--- start AVAILABLE RECORDS ---

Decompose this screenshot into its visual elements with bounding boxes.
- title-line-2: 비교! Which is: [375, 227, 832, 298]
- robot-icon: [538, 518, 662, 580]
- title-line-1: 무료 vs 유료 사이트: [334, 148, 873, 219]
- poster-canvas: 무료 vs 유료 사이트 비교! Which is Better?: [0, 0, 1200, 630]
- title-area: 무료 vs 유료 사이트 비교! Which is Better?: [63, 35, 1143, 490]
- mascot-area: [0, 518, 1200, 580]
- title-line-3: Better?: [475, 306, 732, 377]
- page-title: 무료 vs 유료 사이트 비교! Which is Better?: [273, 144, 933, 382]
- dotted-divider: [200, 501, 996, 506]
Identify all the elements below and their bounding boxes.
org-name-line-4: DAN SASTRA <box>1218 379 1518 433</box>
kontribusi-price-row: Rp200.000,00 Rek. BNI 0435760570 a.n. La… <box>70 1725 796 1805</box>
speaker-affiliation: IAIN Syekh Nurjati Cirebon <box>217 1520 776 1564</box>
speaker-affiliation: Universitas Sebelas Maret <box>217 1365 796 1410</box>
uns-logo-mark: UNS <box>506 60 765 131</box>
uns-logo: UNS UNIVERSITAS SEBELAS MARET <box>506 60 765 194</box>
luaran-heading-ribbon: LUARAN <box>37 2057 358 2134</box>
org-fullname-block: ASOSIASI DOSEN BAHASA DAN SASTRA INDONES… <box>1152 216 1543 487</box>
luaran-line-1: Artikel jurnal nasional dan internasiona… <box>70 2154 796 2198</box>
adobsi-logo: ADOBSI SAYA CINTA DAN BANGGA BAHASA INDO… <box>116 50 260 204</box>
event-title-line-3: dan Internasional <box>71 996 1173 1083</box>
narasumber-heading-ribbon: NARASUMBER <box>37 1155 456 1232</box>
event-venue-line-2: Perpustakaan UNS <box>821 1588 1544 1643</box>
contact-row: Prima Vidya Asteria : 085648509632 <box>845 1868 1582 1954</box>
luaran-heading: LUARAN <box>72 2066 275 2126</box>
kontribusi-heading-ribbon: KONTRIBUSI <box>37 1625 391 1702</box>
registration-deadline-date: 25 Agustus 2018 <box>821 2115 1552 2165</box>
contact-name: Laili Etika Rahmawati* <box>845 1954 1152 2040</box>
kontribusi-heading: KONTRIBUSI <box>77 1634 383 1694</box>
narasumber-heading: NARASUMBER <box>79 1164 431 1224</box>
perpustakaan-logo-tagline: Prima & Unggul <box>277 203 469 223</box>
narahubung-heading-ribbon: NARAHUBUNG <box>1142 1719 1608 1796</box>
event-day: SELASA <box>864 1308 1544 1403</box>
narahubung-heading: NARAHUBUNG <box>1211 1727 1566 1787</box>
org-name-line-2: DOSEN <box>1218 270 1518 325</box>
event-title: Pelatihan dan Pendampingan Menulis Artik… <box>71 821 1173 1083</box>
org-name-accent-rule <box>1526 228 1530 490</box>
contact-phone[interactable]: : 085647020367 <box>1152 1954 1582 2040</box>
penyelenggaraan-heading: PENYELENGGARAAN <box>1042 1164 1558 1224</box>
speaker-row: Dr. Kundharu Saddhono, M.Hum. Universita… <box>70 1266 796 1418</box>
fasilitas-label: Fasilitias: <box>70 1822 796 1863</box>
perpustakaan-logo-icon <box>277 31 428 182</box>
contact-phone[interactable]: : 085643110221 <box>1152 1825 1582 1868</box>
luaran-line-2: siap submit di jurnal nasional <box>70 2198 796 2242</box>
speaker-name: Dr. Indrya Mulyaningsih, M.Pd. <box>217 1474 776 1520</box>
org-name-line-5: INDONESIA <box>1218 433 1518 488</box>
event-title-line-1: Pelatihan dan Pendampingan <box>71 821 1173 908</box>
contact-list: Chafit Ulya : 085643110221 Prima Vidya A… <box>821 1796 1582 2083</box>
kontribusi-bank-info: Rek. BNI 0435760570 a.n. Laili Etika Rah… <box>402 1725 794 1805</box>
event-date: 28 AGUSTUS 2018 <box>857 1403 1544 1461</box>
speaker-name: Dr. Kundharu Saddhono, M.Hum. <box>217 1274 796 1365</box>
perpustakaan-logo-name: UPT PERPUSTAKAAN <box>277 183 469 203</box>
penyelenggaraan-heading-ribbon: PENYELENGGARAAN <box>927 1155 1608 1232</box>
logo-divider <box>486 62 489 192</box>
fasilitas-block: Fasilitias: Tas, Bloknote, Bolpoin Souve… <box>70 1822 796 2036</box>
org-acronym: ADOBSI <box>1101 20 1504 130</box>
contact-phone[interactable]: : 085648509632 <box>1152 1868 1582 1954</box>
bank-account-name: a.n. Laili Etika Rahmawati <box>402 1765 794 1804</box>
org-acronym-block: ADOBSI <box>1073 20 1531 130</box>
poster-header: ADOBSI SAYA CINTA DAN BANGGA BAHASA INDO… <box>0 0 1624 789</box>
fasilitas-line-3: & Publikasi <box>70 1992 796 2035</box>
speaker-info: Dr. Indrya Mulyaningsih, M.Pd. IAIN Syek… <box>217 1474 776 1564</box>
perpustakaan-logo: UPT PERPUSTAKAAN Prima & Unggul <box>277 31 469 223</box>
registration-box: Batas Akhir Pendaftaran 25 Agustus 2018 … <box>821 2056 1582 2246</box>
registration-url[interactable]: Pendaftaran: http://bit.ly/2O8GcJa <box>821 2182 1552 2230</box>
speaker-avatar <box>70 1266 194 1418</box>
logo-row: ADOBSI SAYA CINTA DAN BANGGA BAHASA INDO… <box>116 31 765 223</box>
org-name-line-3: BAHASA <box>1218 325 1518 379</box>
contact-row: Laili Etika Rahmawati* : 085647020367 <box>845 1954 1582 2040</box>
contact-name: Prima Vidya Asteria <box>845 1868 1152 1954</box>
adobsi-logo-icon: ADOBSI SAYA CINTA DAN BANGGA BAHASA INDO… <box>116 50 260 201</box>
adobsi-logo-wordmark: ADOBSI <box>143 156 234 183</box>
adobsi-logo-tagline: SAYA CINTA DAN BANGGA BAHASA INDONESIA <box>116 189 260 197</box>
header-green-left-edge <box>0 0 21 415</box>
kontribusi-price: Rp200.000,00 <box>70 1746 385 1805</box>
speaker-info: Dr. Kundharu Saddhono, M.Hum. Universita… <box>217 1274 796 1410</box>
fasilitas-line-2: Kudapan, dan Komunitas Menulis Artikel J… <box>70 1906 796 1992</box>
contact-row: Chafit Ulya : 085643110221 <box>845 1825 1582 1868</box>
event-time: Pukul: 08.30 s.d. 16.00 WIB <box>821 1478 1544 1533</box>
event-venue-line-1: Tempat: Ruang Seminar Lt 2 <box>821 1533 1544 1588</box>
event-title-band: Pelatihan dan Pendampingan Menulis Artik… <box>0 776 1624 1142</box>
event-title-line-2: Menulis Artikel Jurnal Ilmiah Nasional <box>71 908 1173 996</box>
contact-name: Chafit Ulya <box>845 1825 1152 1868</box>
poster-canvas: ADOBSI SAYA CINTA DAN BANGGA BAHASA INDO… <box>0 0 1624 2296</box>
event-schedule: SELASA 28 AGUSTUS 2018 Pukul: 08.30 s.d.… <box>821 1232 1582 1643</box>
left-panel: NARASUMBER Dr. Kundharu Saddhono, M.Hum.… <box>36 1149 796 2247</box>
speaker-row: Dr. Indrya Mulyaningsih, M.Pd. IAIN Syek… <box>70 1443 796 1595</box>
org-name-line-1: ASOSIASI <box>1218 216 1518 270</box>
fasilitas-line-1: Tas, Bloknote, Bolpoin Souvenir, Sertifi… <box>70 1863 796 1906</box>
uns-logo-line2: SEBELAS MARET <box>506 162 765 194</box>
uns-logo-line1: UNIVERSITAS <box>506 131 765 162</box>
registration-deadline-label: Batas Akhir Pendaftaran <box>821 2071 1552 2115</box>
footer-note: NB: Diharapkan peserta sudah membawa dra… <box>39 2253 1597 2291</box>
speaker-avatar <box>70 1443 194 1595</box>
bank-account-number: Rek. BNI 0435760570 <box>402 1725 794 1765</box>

--- end AVAILABLE RECORDS ---

■ GOAL OF THE EXERCISE ■
Reproduce verbatim the data from its first line through the line containing "org-name-line-4: DAN SASTRA", including both ends.

■ OUTPUT OF THE EXERCISE ■
Decompose this screenshot into its visual elements with bounding boxes.
- title-line-2: 비교! Which is: [375, 227, 832, 298]
- robot-icon: [538, 518, 662, 580]
- title-line-1: 무료 vs 유료 사이트: [334, 148, 873, 219]
- poster-canvas: 무료 vs 유료 사이트 비교! Which is Better?: [0, 0, 1200, 630]
- title-area: 무료 vs 유료 사이트 비교! Which is Better?: [63, 35, 1143, 490]
- mascot-area: [0, 518, 1200, 580]
- title-line-3: Better?: [475, 306, 732, 377]
- page-title: 무료 vs 유료 사이트 비교! Which is Better?: [273, 144, 933, 382]
- dotted-divider: [200, 501, 996, 506]
Identify all the elements below and their bounding boxes.
org-name-line-4: DAN SASTRA <box>1218 379 1518 433</box>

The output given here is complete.